• _Excerpted text_
-- START --

Trump, Giuliani, U.S. constitution

As long as we’re using Latin legal jargon to explain Donald Trump’s odd adventures in Ukraine, there’s an even better phrase than quid pro quo. It’s cui bono, which translates roughly “who benefits?”

As any reader of crime novels knows, if somebody wins two million bucks in the lottery and then mysteriously drops dead, the first thing the cops want to know is who gets the money? Cui bono?

And the answer regarding Ukraine is the usual one where Trump’s  concerned: Vladimir Putin. Trump’s groveling before the Russian strongman evokes satirical laughter on Moscow TV. Joe Conason quotes a Russian talk-show host: “Have you lost your minds that you want to remove our Donald Ivanovych?”

On another channel, Trump’s depicted singing while Putin plays the piano.

But why Ukraine? The reason’s twofold. The Russian dictator seized the Crimean peninsula from Ukraine in 2014, earning international economic sanctions and getting himself expelled from the G8. Soon afterward, Putin invaded the nation’s eastern provinces, starting a civil war that has cost 13,000 Ukrainian lives.

It’s to defend his country from Russian tanks that Ukrainian president Volodymyr Zelensky desperately needed U.S. military aid voted by Congress but withheld by Trump to blackmail him into interfering in a U.S. presidential election. Trump not only demanded a (pardon me) trumped-up probe of Joe Biden, an opponent he seemingly fears; he wanted a live announcement on CNN.

(Evidently, the president imagines that the Biden family operates just like the Trumps: if there’s a loose dollar lying around, grab it. A New York judge recently fined the president $2 million for stealing from his own charity—money collected to benefit veterans. Any other American politician would be finished. But the Trump Cult sees no evil.)

No thanks to Trump himself, his scheme to soften up Ukraine for Putin failed. Seemingly without his knowledge, National Security Adviser John Bolton ordered the funds released. We’ll find out for sure what Trump knew if and when Bolton testifies, as he appears itching to do.

But that’s just half of the corrupt “favor” Trump demanded of Ukraine’s recently-elected president. The other half?

-- END --

• _Exercise instructions_
[A] Reproduce the excerpt about Trump and Ukraine between "And the answer" and "plays the piano.", inclusive.
[B] Summarize the excerpt about Trump and Ukraine in two sentences.

• _Dataset rows_

-- START --

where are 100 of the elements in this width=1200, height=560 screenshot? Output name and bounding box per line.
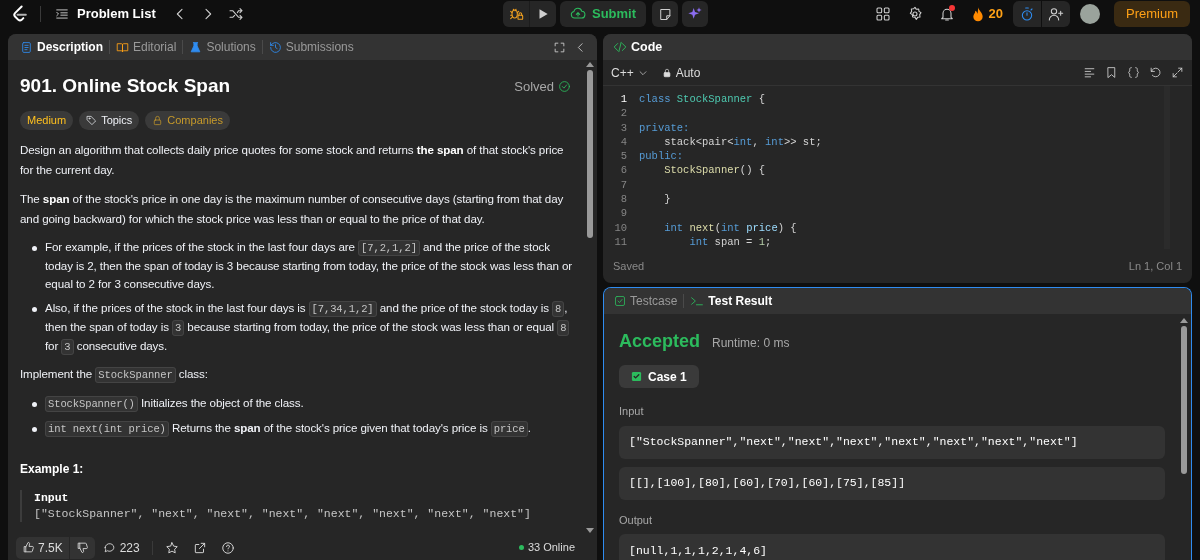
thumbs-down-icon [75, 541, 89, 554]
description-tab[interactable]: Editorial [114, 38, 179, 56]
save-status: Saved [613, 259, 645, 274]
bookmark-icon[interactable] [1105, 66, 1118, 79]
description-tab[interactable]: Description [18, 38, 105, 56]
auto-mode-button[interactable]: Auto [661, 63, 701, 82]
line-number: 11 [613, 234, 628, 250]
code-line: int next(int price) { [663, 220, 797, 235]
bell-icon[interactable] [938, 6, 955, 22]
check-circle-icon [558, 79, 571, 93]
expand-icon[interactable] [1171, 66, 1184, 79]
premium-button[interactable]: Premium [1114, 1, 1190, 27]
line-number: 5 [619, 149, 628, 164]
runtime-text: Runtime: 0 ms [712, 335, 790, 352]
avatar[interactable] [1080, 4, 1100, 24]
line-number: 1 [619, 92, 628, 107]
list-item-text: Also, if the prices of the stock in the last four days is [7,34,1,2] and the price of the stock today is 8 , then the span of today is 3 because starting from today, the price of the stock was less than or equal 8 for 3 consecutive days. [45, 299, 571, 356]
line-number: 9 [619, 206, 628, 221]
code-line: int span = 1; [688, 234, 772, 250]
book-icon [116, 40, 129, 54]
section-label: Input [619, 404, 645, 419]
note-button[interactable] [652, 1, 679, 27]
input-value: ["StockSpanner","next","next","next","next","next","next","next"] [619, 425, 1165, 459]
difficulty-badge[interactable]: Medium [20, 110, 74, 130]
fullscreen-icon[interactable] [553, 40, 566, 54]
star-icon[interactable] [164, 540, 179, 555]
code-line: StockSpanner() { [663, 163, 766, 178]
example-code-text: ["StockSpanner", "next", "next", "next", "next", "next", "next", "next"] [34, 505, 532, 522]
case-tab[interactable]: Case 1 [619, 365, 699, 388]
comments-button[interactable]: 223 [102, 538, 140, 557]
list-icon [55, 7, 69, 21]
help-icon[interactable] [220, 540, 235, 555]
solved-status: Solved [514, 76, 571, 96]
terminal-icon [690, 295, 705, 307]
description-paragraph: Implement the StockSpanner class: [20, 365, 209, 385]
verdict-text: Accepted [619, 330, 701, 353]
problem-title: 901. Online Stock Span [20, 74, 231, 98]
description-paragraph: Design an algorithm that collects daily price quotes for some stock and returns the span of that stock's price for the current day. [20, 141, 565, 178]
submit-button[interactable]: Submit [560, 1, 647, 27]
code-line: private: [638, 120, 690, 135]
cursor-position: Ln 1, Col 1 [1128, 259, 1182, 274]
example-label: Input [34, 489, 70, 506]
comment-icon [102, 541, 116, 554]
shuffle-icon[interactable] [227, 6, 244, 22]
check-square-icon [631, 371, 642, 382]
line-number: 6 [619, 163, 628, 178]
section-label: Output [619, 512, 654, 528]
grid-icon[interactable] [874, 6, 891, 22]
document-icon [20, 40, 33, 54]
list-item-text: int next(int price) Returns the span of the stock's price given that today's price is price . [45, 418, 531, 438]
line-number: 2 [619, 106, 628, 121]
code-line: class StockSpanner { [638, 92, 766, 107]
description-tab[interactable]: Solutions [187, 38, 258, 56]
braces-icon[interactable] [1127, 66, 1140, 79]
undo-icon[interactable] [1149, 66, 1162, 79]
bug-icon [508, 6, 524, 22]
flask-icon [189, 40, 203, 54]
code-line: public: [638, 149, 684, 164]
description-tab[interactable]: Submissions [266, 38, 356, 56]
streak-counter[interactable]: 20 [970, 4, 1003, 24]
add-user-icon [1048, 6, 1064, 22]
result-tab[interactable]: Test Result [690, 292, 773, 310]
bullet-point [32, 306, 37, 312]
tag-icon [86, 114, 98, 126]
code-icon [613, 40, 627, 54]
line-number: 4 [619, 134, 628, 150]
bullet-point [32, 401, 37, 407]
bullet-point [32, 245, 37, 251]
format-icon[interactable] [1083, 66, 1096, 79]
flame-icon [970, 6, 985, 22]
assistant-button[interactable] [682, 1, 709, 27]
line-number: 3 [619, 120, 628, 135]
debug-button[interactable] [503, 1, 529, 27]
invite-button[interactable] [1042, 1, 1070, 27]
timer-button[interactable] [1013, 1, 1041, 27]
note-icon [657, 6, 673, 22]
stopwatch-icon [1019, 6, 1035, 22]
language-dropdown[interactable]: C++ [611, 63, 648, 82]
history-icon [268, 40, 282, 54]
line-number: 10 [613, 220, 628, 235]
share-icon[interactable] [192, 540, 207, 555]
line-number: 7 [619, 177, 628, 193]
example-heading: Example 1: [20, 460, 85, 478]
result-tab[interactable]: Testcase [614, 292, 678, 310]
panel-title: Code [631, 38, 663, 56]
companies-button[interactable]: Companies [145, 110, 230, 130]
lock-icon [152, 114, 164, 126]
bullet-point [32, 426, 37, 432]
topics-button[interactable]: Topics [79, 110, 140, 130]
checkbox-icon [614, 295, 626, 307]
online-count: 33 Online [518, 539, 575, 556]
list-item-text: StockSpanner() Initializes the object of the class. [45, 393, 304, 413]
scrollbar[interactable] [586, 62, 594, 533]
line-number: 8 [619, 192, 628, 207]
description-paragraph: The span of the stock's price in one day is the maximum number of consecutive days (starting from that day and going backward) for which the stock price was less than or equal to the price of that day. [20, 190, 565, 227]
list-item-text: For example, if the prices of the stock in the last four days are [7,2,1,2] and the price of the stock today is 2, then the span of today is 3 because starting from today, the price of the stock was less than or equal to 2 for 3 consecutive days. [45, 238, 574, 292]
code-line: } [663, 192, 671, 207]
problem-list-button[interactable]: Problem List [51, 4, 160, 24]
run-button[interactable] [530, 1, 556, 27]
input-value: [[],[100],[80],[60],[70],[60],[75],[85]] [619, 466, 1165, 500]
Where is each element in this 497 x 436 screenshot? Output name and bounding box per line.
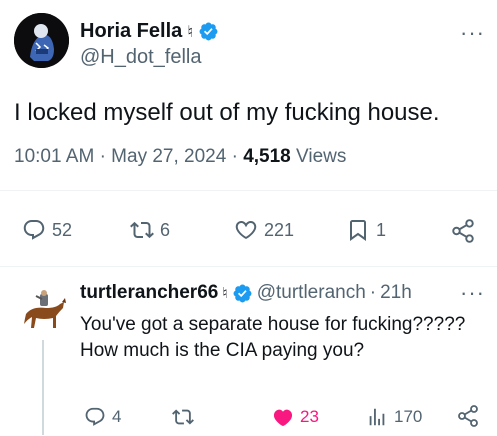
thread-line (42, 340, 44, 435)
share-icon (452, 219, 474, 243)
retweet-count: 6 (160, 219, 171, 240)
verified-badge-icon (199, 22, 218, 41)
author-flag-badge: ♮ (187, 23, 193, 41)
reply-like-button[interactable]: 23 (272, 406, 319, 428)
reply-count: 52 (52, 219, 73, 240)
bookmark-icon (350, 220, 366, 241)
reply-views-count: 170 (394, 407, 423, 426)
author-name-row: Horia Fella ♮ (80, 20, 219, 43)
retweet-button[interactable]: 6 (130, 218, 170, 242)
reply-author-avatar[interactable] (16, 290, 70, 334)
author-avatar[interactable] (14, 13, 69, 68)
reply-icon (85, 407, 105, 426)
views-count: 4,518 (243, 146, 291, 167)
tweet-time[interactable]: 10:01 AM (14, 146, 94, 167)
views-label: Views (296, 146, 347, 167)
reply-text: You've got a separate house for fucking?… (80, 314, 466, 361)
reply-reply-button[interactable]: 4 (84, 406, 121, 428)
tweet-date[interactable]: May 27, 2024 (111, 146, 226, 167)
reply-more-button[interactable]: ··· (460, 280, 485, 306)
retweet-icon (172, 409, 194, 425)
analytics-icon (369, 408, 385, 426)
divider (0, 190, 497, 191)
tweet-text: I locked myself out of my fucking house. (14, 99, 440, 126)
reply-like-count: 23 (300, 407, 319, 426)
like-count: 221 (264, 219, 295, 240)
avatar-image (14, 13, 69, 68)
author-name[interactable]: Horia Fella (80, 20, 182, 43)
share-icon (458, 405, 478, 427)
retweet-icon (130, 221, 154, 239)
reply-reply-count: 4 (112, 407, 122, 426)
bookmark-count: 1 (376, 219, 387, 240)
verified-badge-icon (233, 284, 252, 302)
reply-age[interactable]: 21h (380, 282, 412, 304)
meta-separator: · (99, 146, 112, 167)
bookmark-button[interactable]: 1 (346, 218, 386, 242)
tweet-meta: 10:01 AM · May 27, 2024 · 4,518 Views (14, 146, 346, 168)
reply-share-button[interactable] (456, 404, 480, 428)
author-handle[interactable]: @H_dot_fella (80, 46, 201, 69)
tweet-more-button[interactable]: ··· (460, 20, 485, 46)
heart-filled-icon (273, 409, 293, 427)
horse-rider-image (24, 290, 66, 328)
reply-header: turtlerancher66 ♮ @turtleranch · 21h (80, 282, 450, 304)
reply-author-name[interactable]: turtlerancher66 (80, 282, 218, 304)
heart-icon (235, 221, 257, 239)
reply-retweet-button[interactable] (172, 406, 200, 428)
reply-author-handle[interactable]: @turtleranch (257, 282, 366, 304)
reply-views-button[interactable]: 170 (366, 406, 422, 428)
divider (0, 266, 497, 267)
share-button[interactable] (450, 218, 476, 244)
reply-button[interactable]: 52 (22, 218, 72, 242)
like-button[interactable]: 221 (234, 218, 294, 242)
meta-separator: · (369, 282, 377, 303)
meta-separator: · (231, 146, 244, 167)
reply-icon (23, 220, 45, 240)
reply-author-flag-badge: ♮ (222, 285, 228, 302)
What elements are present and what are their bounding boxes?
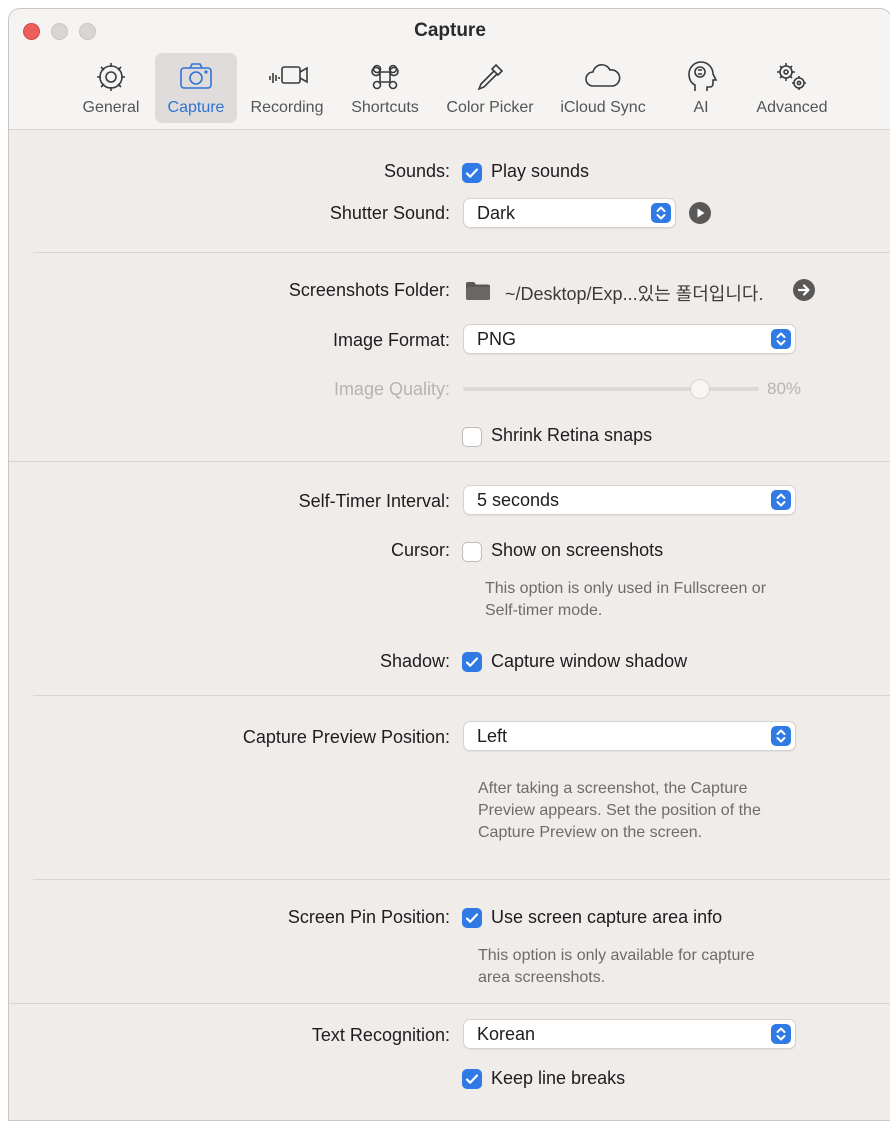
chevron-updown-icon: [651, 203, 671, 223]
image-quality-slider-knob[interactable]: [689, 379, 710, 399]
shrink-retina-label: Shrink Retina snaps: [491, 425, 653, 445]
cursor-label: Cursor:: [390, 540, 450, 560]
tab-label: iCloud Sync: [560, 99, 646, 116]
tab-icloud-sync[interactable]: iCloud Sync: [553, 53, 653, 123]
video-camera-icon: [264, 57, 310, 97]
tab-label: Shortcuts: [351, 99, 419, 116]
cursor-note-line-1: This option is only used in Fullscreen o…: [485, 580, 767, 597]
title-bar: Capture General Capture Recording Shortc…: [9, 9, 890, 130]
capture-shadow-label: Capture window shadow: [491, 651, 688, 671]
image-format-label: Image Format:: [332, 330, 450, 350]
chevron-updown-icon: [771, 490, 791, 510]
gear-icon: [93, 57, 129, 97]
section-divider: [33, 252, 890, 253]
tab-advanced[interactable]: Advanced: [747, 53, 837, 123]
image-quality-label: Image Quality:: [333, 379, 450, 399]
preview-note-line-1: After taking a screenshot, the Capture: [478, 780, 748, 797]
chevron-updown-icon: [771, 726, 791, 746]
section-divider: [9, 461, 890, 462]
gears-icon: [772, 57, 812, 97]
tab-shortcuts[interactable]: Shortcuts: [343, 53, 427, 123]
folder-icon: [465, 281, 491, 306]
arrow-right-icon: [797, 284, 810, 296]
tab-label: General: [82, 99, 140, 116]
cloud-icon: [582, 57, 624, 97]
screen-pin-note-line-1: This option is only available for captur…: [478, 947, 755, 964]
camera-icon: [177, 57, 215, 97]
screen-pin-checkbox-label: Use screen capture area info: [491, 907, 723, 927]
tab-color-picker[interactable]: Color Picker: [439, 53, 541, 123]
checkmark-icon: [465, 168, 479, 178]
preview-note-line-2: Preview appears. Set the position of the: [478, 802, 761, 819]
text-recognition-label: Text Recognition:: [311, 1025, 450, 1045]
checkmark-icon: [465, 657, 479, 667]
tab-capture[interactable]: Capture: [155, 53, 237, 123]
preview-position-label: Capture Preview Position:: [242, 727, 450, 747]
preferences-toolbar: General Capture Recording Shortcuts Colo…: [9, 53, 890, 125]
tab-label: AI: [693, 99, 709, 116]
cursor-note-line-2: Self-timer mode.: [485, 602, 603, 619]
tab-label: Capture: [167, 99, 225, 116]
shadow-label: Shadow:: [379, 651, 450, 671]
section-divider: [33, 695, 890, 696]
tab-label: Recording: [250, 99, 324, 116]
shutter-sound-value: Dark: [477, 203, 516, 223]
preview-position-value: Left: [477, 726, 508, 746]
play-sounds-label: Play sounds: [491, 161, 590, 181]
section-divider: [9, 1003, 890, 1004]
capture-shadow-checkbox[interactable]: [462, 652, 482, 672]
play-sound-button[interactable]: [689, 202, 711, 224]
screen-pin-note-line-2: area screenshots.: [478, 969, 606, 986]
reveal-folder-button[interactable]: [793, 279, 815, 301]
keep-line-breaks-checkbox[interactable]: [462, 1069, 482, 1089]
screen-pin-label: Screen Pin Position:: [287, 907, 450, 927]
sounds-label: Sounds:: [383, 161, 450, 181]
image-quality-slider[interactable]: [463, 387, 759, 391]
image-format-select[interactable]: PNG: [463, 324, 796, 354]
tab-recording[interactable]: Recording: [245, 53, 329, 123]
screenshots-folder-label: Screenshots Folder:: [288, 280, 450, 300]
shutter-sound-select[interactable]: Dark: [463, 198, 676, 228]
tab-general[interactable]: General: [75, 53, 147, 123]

-- END --

• _Responses per task_
[A]
And the answer regarding Ukraine is the usual one where Trump’s  concerned: Vladimir Putin. Trump’s groveling before the Russian strongman evokes satirical laughter on Moscow TV. Joe Conason quotes a Russian talk-show host: “Have you lost your minds that you want to remove our Donald Ivanovych?”

On another channel, Trump’s depicted singing while Putin plays the piano.

[B] Asking "cui bono," or "who benefits," the excerpt answers that Vladimir Putin benefits from Trump's conduct toward Ukraine, a country whose Crimean peninsula Russia seized in 2014 and whose eastern provinces it later invaded, costing 13,000 Ukrainian lives. It says Trump withheld military aid voted by Congress to pressure President Volodymyr Zelensky into announcing a probe of Joe Biden, but the scheme failed when National Security Adviser John Bolton ordered the funds released.